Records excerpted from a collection
-----

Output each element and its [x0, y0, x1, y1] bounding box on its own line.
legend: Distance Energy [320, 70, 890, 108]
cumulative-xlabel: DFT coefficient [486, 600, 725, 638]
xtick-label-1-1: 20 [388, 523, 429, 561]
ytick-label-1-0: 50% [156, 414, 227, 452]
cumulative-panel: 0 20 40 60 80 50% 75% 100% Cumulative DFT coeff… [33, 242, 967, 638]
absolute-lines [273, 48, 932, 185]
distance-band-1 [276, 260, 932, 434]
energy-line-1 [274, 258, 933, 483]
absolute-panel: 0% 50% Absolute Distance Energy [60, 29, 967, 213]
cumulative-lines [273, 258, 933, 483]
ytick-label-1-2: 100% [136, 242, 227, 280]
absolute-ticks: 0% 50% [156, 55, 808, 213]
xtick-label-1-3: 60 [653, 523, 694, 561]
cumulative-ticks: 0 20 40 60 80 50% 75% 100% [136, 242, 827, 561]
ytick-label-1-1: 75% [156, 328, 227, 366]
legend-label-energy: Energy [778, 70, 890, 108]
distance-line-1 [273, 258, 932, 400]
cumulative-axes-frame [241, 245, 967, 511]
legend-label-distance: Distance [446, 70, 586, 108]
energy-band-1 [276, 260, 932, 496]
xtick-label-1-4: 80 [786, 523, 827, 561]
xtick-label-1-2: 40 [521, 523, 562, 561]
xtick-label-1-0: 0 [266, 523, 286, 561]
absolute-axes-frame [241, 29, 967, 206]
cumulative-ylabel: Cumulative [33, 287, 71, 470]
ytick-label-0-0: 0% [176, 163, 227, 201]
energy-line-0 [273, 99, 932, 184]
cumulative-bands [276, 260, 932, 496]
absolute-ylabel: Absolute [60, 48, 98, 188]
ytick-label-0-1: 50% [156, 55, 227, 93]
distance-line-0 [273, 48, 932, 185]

-----

■ Required task ■
Edit the records so that each "DFT" becomes "DCT", and leave everything else as it is.

■ Output of the task ■
Output each element and its [x0, y0, x1, y1] bounding box on its own line.
legend: Distance Energy [320, 70, 890, 108]
cumulative-xlabel: DCT coefficient [486, 600, 725, 638]
xtick-label-1-1: 20 [388, 523, 429, 561]
ytick-label-1-0: 50% [156, 414, 227, 452]
cumulative-panel: 0 20 40 60 80 50% 75% 100% Cumulative DCT coeff… [33, 242, 967, 638]
absolute-lines [273, 48, 932, 185]
distance-band-1 [276, 260, 932, 434]
energy-line-1 [274, 258, 933, 483]
absolute-panel: 0% 50% Absolute Distance Energy [60, 29, 967, 213]
cumulative-lines [273, 258, 933, 483]
ytick-label-1-2: 100% [136, 242, 227, 280]
absolute-ticks: 0% 50% [156, 55, 808, 213]
xtick-label-1-3: 60 [653, 523, 694, 561]
cumulative-ticks: 0 20 40 60 80 50% 75% 100% [136, 242, 827, 561]
ytick-label-1-1: 75% [156, 328, 227, 366]
legend-label-energy: Energy [778, 70, 890, 108]
distance-line-1 [273, 258, 932, 400]
cumulative-axes-frame [241, 245, 967, 511]
legend-label-distance: Distance [446, 70, 586, 108]
energy-band-1 [276, 260, 932, 496]
xtick-label-1-4: 80 [786, 523, 827, 561]
xtick-label-1-2: 40 [521, 523, 562, 561]
xtick-label-1-0: 0 [266, 523, 286, 561]
absolute-axes-frame [241, 29, 967, 206]
cumulative-ylabel: Cumulative [33, 287, 71, 470]
ytick-label-0-0: 0% [176, 163, 227, 201]
energy-line-0 [273, 99, 932, 184]
cumulative-bands [276, 260, 932, 496]
absolute-ylabel: Absolute [60, 48, 98, 188]
ytick-label-0-1: 50% [156, 55, 227, 93]
distance-line-0 [273, 48, 932, 185]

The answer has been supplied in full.